#### What to produce
Search the material for lines containing the word "differentiated", and copy each one.

#### Data shown

===

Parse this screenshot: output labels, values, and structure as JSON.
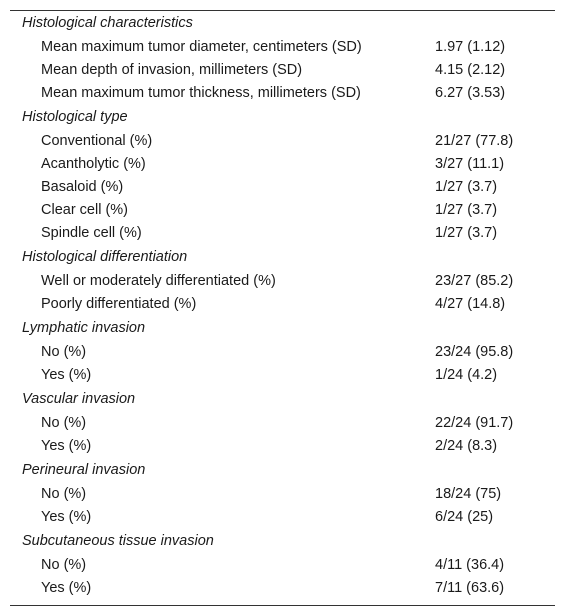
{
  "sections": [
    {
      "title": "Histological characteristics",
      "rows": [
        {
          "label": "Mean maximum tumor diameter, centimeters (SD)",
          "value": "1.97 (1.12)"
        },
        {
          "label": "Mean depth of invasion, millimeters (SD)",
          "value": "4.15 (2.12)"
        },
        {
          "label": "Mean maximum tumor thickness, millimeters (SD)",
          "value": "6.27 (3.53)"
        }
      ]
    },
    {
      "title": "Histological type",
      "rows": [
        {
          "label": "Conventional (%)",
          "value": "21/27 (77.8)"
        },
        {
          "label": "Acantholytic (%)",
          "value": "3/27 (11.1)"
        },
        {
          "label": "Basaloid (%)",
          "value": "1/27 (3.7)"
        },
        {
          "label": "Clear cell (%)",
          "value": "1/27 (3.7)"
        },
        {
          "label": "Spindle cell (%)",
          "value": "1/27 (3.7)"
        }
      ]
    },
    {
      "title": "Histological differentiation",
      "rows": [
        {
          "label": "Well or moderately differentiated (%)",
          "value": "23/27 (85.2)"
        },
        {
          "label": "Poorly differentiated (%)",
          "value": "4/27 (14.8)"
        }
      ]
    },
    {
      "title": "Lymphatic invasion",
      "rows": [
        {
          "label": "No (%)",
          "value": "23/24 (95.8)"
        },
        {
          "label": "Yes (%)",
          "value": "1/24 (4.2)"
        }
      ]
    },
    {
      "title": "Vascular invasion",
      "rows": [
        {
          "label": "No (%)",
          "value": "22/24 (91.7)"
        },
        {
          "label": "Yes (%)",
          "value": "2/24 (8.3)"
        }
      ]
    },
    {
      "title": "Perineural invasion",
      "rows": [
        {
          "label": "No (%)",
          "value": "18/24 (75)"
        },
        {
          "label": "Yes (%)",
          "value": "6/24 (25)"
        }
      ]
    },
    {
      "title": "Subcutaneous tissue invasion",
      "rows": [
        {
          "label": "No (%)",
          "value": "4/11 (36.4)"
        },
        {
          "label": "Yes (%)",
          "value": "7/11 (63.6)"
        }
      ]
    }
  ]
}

===

#### Written answer
          "label": "Well or moderately differentiated (%)",
          "label": "Poorly differentiated (%)",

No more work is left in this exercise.